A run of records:
╭──

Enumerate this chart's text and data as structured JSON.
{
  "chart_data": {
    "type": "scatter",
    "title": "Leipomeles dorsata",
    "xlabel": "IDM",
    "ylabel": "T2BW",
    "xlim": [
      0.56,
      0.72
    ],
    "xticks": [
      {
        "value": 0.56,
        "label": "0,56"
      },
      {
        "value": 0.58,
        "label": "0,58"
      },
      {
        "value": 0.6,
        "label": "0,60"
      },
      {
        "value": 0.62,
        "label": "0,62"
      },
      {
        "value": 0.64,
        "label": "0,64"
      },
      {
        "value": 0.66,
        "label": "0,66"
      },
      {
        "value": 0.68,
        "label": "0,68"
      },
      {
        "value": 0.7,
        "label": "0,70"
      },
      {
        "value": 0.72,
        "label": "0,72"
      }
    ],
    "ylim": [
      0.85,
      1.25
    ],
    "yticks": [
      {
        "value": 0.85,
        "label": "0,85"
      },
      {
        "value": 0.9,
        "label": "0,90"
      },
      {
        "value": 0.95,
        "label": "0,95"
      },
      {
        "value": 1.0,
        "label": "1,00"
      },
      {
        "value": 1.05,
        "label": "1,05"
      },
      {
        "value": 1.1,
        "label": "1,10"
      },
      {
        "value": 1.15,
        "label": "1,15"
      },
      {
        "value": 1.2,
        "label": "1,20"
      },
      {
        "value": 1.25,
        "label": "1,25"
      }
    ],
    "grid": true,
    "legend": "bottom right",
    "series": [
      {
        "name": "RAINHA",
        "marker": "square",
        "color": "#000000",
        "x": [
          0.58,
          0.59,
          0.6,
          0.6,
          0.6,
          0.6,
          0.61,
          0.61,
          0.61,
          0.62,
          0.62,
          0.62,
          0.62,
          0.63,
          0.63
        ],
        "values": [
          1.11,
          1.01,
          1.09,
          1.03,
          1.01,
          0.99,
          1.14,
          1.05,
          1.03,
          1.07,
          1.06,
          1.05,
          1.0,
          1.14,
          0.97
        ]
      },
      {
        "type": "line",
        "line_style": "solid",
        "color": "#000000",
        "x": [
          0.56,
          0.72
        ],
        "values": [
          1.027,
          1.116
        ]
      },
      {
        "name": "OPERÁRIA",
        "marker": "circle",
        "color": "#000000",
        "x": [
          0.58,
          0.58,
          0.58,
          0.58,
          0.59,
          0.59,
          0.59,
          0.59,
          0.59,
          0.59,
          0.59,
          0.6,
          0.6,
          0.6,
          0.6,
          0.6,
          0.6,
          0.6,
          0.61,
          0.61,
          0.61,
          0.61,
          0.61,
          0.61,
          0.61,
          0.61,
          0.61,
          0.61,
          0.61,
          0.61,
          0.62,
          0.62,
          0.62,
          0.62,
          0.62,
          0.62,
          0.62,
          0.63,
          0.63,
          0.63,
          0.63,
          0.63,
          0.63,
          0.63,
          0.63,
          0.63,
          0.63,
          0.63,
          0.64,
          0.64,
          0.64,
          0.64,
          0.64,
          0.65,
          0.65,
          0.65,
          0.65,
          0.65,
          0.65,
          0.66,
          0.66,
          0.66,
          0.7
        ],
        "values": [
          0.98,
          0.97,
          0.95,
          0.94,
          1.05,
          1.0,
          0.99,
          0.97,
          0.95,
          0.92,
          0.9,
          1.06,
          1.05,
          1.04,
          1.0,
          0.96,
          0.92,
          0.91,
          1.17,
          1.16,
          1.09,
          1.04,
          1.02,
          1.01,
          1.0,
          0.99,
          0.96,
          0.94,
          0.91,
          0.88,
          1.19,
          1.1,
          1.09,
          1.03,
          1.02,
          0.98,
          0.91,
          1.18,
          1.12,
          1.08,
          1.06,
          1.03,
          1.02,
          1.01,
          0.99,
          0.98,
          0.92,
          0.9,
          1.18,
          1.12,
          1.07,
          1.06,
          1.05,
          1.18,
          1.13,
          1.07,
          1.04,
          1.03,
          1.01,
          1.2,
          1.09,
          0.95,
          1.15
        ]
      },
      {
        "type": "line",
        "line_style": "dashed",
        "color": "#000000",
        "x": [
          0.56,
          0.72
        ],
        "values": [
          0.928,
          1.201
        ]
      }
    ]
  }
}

╰──

Copy all of the data. Keep every word exactly as it is.

Enumerate this chart's text and data as structured JSON.
{
  "chart_data": {
    "type": "scatter",
    "title": "Leipomeles dorsata",
    "xlabel": "IDM",
    "ylabel": "T2BW",
    "xlim": [
      0.56,
      0.72
    ],
    "xticks": [
      {
        "value": 0.56,
        "label": "0,56"
      },
      {
        "value": 0.58,
        "label": "0,58"
      },
      {
        "value": 0.6,
        "label": "0,60"
      },
      {
        "value": 0.62,
        "label": "0,62"
      },
      {
        "value": 0.64,
        "label": "0,64"
      },
      {
        "value": 0.66,
        "label": "0,66"
      },
      {
        "value": 0.68,
        "label": "0,68"
      },
      {
        "value": 0.7,
        "label": "0,70"
      },
      {
        "value": 0.72,
        "label": "0,72"
      }
    ],
    "ylim": [
      0.85,
      1.25
    ],
    "yticks": [
      {
        "value": 0.85,
        "label": "0,85"
      },
      {
        "value": 0.9,
        "label": "0,90"
      },
      {
        "value": 0.95,
        "label": "0,95"
      },
      {
        "value": 1.0,
        "label": "1,00"
      },
      {
        "value": 1.05,
        "label": "1,05"
      },
      {
        "value": 1.1,
        "label": "1,10"
      },
      {
        "value": 1.15,
        "label": "1,15"
      },
      {
        "value": 1.2,
        "label": "1,20"
      },
      {
        "value": 1.25,
        "label": "1,25"
      }
    ],
    "grid": true,
    "legend": "bottom right",
    "series": [
      {
        "name": "RAINHA",
        "marker": "square",
        "color": "#000000",
        "x": [
          0.58,
          0.59,
          0.6,
          0.6,
          0.6,
          0.6,
          0.61,
          0.61,
          0.61,
          0.62,
          0.62,
          0.62,
          0.62,
          0.63,
          0.63
        ],
        "values": [
          1.11,
          1.01,
          1.09,
          1.03,
          1.01,
          0.99,
          1.14,
          1.05,
          1.03,
          1.07,
          1.06,
          1.05,
          1.0,
          1.14,
          0.97
        ]
      },
      {
        "type": "line",
        "line_style": "solid",
        "color": "#000000",
        "x": [
          0.56,
          0.72
        ],
        "values": [
          1.027,
          1.116
        ]
      },
      {
        "name": "OPERÁRIA",
        "marker": "circle",
        "color": "#000000",
        "x": [
          0.58,
          0.58,
          0.58,
          0.58,
          0.59,
          0.59,
          0.59,
          0.59,
          0.59,
          0.59,
          0.59,
          0.6,
          0.6,
          0.6,
          0.6,
          0.6,
          0.6,
          0.6,
          0.61,
          0.61,
          0.61,
          0.61,
          0.61,
          0.61,
          0.61,
          0.61,
          0.61,
          0.61,
          0.61,
          0.61,
          0.62,
          0.62,
          0.62,
          0.62,
          0.62,
          0.62,
          0.62,
          0.63,
          0.63,
          0.63,
          0.63,
          0.63,
          0.63,
          0.63,
          0.63,
          0.63,
          0.63,
          0.63,
          0.64,
          0.64,
          0.64,
          0.64,
          0.64,
          0.65,
          0.65,
          0.65,
          0.65,
          0.65,
          0.65,
          0.66,
          0.66,
          0.66,
          0.7
        ],
        "values": [
          0.98,
          0.97,
          0.95,
          0.94,
          1.05,
          1.0,
          0.99,
          0.97,
          0.95,
          0.92,
          0.9,
          1.06,
          1.05,
          1.04,
          1.0,
          0.96,
          0.92,
          0.91,
          1.17,
          1.16,
          1.09,
          1.04,
          1.02,
          1.01,
          1.0,
          0.99,
          0.96,
          0.94,
          0.91,
          0.88,
          1.19,
          1.1,
          1.09,
          1.03,
          1.02,
          0.98,
          0.91,
          1.18,
          1.12,
          1.08,
          1.06,
          1.03,
          1.02,
          1.01,
          0.99,
          0.98,
          0.92,
          0.9,
          1.18,
          1.12,
          1.07,
          1.06,
          1.05,
          1.18,
          1.13,
          1.07,
          1.04,
          1.03,
          1.01,
          1.2,
          1.09,
          0.95,
          1.15
        ]
      },
      {
        "type": "line",
        "line_style": "dashed",
        "color": "#000000",
        "x": [
          0.56,
          0.72
        ],
        "values": [
          0.928,
          1.201
        ]
      }
    ]
  }
}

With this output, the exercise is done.